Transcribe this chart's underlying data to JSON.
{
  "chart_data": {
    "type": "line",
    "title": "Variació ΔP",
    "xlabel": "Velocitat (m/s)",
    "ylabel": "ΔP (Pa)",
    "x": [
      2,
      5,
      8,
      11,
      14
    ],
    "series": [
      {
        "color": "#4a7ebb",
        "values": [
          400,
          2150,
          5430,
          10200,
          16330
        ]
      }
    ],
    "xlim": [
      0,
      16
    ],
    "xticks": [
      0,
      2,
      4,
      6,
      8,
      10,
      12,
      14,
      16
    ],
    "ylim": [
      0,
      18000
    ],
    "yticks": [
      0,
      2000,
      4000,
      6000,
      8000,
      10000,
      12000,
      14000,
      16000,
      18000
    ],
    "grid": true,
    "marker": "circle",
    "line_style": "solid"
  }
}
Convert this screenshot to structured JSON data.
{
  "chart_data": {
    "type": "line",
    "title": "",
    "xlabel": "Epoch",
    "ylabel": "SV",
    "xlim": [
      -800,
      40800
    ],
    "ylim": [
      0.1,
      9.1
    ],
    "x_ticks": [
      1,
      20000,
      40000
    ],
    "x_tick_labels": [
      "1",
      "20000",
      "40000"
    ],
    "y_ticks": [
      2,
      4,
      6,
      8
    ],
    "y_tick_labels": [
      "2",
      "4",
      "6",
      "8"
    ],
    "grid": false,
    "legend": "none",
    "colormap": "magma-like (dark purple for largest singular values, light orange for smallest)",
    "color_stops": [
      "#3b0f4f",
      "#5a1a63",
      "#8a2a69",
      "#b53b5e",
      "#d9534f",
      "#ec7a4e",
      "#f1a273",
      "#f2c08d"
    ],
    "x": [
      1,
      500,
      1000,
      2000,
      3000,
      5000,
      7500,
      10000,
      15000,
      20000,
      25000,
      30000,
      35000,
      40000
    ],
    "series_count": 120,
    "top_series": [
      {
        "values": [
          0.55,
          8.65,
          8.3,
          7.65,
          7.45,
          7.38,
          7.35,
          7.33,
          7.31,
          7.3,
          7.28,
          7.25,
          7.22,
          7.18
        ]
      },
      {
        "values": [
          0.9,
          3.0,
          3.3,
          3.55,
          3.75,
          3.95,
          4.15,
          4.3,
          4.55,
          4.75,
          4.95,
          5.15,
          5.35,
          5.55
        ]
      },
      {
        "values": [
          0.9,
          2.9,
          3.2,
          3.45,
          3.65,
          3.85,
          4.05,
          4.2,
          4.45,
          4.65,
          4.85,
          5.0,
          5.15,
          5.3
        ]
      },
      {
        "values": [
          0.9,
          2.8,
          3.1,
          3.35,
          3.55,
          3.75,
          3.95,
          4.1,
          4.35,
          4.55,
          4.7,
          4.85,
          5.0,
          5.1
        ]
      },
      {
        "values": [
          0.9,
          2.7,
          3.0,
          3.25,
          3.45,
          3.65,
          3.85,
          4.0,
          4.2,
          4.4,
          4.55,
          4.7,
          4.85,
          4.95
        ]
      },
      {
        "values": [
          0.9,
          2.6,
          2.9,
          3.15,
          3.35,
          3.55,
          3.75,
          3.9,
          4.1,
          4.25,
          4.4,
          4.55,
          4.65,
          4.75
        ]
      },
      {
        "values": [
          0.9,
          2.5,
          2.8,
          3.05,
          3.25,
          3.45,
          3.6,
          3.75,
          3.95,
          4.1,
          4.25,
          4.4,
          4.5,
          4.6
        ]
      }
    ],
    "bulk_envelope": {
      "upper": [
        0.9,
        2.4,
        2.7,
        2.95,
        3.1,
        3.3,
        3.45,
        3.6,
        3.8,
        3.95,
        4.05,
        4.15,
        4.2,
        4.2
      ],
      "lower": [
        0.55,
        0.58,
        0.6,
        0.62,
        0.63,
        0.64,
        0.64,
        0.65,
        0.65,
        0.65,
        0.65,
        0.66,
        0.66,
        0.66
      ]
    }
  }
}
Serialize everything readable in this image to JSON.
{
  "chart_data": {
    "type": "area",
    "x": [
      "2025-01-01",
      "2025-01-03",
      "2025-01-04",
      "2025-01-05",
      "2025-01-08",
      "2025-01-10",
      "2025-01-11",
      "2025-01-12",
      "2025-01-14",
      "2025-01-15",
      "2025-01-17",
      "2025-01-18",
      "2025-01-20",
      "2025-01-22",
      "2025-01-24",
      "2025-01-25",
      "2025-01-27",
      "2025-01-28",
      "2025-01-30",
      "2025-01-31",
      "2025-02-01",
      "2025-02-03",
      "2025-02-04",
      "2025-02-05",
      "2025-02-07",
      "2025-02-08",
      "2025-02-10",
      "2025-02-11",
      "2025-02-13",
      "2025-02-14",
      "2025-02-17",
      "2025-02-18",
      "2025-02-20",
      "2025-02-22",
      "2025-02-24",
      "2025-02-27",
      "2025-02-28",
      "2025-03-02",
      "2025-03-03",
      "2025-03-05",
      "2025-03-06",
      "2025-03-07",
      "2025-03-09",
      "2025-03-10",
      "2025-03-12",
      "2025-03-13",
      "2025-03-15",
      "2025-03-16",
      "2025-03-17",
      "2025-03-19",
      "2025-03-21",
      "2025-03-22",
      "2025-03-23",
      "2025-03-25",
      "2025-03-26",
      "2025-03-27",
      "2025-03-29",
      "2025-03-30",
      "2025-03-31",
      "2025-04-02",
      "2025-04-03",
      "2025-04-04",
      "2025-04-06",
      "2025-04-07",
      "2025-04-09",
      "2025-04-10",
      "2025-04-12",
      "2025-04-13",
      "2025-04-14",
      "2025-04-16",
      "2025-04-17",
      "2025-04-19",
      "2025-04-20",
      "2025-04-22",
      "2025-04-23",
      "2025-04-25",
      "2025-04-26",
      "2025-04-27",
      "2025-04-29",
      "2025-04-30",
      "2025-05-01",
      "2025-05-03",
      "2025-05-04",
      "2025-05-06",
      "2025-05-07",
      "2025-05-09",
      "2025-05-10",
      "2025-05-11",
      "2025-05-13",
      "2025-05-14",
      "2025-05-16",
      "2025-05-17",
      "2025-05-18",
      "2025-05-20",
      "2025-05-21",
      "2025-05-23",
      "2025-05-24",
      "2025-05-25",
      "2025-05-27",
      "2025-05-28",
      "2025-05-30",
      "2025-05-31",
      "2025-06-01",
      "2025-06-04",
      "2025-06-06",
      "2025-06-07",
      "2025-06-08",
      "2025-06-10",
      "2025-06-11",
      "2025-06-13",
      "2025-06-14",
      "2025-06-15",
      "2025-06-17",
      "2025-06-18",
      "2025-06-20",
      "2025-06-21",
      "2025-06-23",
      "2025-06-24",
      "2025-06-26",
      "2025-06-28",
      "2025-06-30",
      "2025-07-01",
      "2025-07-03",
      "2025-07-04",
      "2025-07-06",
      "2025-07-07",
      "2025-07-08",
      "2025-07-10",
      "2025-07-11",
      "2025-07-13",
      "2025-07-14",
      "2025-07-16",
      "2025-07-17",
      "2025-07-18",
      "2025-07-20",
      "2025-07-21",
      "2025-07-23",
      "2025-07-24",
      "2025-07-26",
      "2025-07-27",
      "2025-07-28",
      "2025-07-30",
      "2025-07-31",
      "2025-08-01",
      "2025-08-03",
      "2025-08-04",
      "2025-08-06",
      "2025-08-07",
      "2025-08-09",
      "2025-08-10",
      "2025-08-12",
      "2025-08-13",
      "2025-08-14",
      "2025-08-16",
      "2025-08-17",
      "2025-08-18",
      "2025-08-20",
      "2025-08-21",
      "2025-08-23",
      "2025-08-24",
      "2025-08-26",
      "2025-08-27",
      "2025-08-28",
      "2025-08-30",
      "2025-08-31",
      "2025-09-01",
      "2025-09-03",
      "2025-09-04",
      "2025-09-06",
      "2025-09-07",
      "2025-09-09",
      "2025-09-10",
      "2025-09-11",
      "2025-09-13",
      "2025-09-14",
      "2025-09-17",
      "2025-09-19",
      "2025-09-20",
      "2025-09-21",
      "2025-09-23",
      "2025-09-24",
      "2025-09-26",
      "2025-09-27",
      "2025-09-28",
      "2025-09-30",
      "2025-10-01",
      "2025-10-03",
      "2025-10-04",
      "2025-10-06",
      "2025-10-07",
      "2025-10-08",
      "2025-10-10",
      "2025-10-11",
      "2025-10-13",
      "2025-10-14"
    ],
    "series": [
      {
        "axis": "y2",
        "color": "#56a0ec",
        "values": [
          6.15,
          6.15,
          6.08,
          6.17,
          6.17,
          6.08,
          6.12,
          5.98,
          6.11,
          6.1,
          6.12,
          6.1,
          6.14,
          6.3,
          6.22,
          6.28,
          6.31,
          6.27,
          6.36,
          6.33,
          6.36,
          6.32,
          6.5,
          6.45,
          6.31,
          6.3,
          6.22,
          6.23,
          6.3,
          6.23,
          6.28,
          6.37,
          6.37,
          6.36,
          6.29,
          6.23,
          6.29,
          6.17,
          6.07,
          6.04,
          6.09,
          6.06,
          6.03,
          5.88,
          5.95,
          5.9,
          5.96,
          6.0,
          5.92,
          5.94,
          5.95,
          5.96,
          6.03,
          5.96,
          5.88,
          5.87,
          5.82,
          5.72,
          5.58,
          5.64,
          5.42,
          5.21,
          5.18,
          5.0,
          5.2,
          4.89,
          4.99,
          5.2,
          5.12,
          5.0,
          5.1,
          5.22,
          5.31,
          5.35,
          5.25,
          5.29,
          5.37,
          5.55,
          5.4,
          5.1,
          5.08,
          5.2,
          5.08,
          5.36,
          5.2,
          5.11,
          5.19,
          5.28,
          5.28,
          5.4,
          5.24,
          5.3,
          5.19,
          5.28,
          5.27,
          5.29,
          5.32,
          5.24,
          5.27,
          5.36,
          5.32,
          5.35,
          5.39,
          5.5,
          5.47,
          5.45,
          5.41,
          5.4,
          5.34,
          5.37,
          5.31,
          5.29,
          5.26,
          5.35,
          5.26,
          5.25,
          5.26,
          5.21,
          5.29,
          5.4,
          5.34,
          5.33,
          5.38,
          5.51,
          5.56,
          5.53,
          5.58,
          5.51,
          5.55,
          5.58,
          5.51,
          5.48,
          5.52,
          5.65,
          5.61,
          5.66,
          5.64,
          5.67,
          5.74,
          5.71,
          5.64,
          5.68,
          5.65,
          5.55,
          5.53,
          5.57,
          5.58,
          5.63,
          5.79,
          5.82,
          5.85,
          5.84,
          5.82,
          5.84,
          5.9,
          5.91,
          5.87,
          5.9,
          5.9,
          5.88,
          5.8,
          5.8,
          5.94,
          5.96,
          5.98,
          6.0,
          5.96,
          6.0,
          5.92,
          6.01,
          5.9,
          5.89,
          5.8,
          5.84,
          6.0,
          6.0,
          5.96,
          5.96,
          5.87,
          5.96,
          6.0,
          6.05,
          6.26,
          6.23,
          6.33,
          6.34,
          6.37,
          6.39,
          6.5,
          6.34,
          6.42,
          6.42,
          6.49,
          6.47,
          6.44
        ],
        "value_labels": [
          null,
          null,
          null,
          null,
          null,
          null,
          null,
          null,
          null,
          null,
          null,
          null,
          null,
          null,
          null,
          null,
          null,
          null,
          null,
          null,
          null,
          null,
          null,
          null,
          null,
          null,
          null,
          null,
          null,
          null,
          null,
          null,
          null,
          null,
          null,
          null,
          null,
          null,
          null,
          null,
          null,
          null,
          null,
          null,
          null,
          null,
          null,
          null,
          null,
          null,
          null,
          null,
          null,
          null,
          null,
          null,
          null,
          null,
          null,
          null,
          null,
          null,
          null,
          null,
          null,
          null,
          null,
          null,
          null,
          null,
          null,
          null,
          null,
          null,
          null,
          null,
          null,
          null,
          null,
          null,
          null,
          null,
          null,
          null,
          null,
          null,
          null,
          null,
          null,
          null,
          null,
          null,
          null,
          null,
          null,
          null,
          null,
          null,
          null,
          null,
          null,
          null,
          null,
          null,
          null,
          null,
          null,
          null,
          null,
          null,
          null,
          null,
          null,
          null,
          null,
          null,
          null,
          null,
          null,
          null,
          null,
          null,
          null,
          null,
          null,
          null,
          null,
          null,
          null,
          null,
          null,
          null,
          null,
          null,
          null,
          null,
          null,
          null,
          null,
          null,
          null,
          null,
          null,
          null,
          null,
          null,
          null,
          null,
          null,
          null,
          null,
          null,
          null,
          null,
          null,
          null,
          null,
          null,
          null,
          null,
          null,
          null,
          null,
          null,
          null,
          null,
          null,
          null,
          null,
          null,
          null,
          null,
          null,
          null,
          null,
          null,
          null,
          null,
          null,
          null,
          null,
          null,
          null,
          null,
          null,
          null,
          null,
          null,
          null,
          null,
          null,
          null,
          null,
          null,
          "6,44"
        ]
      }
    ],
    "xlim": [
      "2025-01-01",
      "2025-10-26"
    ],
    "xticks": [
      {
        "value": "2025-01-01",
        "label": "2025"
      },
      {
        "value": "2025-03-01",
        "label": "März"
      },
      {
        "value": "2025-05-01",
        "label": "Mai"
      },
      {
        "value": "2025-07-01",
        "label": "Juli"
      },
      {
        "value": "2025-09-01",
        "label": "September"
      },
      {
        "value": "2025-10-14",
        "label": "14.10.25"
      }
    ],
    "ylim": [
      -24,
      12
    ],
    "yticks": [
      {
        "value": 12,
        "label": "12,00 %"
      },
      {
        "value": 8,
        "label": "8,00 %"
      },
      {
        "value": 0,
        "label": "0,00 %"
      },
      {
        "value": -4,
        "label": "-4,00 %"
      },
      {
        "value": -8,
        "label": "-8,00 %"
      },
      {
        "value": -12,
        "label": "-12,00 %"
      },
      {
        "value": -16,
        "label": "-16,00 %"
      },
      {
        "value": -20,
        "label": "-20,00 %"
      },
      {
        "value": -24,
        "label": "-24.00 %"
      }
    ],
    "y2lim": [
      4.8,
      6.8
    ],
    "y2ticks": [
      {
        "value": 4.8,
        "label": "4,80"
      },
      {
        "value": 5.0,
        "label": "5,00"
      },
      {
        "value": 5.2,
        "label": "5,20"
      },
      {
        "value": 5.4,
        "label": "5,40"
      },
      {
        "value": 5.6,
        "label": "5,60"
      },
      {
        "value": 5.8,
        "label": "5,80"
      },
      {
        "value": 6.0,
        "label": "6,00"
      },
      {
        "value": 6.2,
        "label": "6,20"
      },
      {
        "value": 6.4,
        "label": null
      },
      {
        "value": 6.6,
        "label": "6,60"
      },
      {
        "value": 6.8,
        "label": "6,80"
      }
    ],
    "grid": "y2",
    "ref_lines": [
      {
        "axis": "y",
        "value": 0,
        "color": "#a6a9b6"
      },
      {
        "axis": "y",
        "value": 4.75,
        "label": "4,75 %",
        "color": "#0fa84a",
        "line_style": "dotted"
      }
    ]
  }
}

++++++++

#### TASK GOAL:
From the listing, copy every line where the string "this" appears.

#### SOLUTION TO THE PROBLEM:
Transcribe this chart's underlying data to JSON.
Convert this screenshot to structured JSON data.
Serialize everything readable in this image to JSON.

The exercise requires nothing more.